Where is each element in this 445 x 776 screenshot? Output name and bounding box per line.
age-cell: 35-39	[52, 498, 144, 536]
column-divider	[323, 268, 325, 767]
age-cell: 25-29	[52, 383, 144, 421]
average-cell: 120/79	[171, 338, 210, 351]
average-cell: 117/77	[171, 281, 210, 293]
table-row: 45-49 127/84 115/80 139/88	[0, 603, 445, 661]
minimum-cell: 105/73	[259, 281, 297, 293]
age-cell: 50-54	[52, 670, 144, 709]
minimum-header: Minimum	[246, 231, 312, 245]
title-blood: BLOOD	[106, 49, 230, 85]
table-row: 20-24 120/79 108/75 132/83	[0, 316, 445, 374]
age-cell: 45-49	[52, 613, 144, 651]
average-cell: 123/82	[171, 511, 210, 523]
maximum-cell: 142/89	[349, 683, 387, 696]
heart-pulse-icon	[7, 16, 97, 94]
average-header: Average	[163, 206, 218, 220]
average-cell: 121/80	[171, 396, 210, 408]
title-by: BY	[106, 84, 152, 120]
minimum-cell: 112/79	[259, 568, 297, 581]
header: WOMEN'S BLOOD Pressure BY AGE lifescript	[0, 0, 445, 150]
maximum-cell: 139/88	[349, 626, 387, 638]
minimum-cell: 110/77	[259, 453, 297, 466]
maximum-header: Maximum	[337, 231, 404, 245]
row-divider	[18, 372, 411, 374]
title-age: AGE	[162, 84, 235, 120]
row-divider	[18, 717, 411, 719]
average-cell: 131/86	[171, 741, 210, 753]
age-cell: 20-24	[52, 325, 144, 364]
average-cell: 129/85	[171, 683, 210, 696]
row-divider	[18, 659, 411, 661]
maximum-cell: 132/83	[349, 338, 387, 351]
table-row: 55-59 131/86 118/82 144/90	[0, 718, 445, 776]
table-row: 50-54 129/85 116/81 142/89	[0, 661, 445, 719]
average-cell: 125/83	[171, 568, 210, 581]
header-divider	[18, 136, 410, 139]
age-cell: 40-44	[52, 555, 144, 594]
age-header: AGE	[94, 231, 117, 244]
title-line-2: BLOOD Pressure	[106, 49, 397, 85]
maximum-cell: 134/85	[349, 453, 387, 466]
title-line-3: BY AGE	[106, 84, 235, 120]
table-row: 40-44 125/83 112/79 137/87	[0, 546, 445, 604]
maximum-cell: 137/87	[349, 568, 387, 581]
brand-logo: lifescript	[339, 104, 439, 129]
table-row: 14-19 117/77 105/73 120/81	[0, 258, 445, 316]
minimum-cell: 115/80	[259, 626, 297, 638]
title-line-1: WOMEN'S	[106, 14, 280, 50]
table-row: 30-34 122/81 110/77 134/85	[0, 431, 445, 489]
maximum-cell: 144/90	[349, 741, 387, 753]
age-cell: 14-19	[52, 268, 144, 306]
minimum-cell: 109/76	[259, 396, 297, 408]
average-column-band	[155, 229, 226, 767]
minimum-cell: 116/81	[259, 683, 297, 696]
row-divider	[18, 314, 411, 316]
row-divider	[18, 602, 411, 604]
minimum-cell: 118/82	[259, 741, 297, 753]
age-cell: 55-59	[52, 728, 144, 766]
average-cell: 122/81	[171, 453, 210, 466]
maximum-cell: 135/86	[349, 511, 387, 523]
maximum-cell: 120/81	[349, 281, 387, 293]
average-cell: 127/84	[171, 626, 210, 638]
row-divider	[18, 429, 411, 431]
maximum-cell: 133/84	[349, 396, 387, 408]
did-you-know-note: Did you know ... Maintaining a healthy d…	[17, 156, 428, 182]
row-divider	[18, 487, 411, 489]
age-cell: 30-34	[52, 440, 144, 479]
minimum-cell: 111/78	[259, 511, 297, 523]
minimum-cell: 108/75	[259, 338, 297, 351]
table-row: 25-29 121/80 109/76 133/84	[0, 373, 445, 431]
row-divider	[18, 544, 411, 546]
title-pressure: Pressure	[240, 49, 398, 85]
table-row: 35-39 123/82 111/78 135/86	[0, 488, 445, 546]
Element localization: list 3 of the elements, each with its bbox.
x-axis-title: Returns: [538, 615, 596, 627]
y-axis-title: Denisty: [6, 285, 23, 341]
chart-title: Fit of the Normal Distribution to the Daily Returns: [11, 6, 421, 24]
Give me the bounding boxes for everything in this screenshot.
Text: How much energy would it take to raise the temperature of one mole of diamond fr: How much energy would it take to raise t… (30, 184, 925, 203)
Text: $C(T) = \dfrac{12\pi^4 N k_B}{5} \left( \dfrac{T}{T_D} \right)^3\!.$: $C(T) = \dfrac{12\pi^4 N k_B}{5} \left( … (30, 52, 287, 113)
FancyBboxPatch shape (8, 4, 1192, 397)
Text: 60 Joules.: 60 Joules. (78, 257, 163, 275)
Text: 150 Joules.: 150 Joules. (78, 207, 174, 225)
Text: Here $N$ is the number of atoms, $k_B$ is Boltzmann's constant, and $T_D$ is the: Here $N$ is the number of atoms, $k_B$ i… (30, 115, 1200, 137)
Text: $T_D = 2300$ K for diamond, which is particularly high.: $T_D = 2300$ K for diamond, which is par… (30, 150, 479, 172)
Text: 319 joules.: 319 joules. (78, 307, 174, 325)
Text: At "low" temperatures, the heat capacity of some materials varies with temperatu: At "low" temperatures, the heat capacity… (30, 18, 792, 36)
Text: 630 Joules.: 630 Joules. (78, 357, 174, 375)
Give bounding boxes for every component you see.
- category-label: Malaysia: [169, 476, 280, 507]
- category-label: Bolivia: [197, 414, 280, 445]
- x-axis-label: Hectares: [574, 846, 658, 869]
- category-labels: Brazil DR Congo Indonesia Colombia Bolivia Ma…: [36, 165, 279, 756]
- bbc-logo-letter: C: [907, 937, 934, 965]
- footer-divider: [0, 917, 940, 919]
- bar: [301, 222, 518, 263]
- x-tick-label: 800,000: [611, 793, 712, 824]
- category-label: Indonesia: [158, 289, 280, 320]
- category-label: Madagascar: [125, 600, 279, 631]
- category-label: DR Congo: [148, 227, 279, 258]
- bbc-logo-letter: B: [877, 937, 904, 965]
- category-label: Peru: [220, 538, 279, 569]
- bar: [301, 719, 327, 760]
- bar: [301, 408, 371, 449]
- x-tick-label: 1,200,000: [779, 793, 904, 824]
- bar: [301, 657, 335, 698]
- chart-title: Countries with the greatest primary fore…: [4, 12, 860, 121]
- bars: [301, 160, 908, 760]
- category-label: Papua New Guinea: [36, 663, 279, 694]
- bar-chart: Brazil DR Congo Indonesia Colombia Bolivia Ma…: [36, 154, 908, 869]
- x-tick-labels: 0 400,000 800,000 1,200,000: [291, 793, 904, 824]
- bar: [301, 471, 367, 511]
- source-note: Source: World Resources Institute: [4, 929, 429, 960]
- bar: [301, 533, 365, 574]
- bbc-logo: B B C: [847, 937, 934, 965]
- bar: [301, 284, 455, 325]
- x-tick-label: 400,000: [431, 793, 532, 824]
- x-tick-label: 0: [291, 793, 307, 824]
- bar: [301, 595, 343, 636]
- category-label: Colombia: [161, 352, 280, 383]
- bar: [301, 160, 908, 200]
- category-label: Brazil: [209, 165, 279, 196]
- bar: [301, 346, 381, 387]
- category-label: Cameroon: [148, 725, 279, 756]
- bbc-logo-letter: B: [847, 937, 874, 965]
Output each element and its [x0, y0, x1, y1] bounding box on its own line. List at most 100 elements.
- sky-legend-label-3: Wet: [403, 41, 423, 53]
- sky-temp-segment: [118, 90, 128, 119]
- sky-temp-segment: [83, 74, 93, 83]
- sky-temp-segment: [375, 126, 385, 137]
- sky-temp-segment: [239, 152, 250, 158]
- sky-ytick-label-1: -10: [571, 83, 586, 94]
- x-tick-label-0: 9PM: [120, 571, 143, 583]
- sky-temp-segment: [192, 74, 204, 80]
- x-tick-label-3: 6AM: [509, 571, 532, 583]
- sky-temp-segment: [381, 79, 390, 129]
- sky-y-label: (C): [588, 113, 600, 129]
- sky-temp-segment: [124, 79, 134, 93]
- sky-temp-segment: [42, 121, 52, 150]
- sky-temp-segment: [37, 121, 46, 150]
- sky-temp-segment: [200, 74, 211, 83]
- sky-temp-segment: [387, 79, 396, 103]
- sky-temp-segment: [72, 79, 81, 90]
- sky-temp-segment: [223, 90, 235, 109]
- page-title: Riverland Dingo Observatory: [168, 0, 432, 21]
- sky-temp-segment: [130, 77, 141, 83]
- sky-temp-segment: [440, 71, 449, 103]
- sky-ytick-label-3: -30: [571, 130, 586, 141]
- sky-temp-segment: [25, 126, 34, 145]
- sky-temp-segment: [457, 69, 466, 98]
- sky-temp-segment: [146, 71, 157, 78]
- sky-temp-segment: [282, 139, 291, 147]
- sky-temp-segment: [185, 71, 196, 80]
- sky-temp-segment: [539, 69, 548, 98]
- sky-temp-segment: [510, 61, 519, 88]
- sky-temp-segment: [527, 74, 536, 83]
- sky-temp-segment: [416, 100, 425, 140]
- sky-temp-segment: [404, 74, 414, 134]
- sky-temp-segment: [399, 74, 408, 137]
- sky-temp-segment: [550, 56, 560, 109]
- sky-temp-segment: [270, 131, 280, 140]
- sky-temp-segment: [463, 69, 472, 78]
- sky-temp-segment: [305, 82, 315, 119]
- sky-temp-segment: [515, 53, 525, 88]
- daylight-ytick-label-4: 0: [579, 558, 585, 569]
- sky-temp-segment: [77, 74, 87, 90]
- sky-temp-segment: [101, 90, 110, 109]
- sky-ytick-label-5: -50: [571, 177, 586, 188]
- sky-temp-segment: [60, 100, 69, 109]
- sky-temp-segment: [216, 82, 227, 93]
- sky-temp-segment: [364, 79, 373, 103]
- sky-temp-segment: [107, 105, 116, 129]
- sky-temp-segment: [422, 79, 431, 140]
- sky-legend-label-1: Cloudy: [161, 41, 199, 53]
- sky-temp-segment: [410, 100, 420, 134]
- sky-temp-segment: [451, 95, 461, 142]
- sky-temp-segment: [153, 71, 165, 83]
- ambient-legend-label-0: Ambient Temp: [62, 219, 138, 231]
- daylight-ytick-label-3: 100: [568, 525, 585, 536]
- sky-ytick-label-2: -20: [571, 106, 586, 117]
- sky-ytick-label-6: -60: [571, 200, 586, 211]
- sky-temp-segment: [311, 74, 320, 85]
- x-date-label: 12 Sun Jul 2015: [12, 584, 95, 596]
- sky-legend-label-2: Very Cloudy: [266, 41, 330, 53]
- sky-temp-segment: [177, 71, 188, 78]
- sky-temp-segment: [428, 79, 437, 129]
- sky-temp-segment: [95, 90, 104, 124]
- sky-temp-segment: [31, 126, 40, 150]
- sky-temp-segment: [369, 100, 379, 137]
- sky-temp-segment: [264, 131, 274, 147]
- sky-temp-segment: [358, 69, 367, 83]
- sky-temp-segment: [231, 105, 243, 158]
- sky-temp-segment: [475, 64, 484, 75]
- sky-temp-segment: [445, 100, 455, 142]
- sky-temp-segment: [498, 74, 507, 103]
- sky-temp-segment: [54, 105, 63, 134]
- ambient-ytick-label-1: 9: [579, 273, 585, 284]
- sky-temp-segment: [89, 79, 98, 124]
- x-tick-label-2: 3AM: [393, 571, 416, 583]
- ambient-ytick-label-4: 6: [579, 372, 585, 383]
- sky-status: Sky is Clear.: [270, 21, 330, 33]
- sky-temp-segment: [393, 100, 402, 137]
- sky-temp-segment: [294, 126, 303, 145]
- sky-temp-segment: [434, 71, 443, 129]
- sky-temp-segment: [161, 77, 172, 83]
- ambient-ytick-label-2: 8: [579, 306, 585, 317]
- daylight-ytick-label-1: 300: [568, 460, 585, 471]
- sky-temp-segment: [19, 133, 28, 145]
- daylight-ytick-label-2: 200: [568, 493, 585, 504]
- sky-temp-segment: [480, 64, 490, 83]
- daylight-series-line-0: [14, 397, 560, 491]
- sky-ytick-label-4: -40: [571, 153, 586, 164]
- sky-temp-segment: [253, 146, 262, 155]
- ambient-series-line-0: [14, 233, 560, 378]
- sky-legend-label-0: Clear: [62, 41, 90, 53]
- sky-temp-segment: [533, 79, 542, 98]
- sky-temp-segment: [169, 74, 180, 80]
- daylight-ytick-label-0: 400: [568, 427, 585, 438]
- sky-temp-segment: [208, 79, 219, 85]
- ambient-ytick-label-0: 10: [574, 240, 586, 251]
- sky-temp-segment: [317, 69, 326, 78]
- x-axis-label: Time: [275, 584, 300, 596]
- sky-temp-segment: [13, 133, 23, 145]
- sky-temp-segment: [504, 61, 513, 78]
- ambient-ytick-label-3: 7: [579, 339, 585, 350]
-- -- --
Filter the listing above down to the lines that contain the word "minimum", and copy each of those lines.

minimum-cell: 105/73	[259, 281, 297, 293]
minimum-header: Minimum	[246, 231, 312, 245]
minimum-cell: 112/79	[259, 568, 297, 581]
minimum-cell: 110/77	[259, 453, 297, 466]
minimum-cell: 115/80	[259, 626, 297, 638]
minimum-cell: 109/76	[259, 396, 297, 408]
minimum-cell: 116/81	[259, 683, 297, 696]
minimum-cell: 118/82	[259, 741, 297, 753]
minimum-cell: 111/78	[259, 511, 297, 523]
minimum-cell: 108/75	[259, 338, 297, 351]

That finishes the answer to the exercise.